START

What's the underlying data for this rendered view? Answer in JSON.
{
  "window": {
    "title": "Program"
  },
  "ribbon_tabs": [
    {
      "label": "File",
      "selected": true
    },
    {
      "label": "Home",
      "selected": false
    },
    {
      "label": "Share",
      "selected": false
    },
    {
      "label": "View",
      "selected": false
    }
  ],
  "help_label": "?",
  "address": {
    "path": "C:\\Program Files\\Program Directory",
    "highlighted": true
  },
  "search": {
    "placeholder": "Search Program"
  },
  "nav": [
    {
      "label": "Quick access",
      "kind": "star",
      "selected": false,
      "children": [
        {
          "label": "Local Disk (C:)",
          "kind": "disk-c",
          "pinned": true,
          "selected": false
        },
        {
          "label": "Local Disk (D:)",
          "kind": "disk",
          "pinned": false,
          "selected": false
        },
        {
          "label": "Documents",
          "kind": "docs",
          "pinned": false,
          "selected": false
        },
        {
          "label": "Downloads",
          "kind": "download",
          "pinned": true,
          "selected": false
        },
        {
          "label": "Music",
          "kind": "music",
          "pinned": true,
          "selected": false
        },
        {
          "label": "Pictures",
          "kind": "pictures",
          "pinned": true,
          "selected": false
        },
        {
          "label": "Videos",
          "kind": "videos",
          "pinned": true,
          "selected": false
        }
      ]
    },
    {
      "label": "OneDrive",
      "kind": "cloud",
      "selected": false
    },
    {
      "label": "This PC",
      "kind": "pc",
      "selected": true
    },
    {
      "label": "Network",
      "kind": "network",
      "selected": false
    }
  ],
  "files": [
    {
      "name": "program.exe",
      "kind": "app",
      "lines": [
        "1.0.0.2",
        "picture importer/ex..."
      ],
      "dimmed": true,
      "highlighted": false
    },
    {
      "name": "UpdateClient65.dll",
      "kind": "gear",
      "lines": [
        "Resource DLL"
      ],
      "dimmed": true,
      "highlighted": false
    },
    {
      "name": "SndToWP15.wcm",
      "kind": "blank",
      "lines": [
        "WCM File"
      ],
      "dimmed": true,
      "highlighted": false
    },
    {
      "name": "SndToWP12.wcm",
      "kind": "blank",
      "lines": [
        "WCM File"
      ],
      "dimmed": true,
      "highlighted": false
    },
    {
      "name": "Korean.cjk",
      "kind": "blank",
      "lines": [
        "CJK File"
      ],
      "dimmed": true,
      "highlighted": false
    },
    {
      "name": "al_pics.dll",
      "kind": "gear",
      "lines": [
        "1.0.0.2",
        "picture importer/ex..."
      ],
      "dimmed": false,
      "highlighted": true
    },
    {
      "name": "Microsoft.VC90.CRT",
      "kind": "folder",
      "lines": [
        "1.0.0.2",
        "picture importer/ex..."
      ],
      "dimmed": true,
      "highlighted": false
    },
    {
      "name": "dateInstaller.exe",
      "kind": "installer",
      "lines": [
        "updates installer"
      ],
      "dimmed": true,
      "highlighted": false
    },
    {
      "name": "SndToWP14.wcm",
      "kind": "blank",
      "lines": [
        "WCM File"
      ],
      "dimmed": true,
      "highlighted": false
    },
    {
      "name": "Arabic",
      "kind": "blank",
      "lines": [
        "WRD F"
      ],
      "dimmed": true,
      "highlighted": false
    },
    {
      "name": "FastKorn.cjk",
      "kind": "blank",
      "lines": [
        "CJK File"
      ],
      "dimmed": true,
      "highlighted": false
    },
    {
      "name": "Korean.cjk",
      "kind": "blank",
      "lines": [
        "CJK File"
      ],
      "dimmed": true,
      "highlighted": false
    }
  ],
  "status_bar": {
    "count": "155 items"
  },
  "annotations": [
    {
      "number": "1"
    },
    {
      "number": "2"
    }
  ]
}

END

### WHAT IS REQUIRED
Count the lines of the data that contain the string "Local", and reply with that number alone.

### EXERCISE RESPONSE
2